Dataset rows:
================================
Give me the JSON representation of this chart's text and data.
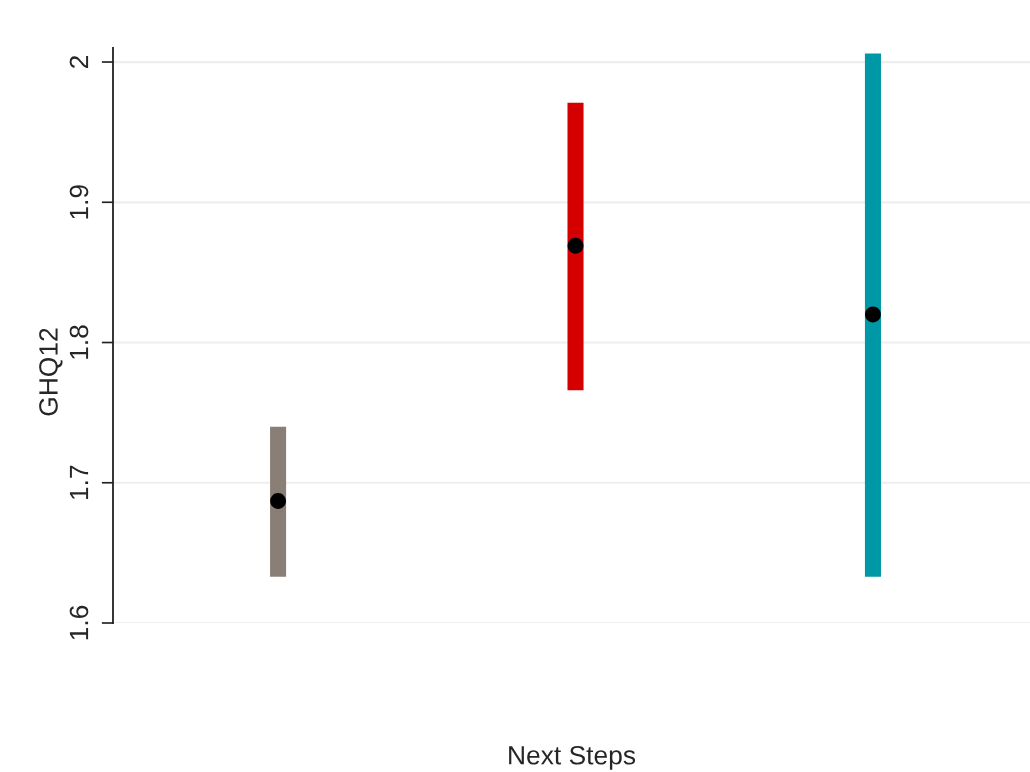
{
  "chart_data": {
    "type": "bar",
    "xlabel": "Next Steps",
    "ylabel": "GHQ12",
    "categories": [
      null,
      null,
      null
    ],
    "series": [
      {
        "base": [
          1.633,
          1.766,
          1.633
        ],
        "values": [
          0.107,
          0.205,
          0.373
        ],
        "colors": [
          "#8a7f77",
          "#d40000",
          "#0097a7"
        ]
      },
      {
        "type": "scatter",
        "color": "#000000",
        "marker": "circle",
        "values": [
          1.687,
          1.869,
          1.82
        ]
      }
    ],
    "ylim": [
      1.6,
      2.01
    ],
    "yticks": [
      1.6,
      1.7,
      1.8,
      1.9,
      2
    ],
    "grid": "y",
    "tick_labels": "y"
  }
}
================================
Task details: Repeat each record exactly, with the pictures left out.

Response to the task:
Give me the JSON representation of this chart's text and data.
{
  "chart_data": {
    "type": "bar",
    "xlabel": "Next Steps",
    "ylabel": "GHQ12",
    "categories": [
      null,
      null,
      null
    ],
    "series": [
      {
        "base": [
          1.633,
          1.766,
          1.633
        ],
        "values": [
          0.107,
          0.205,
          0.373
        ],
        "colors": [
          "#8a7f77",
          "#d40000",
          "#0097a7"
        ]
      },
      {
        "type": "scatter",
        "color": "#000000",
        "marker": "circle",
        "values": [
          1.687,
          1.869,
          1.82
        ]
      }
    ],
    "ylim": [
      1.6,
      2.01
    ],
    "yticks": [
      1.6,
      1.7,
      1.8,
      1.9,
      2
    ],
    "grid": "y",
    "tick_labels": "y"
  }
}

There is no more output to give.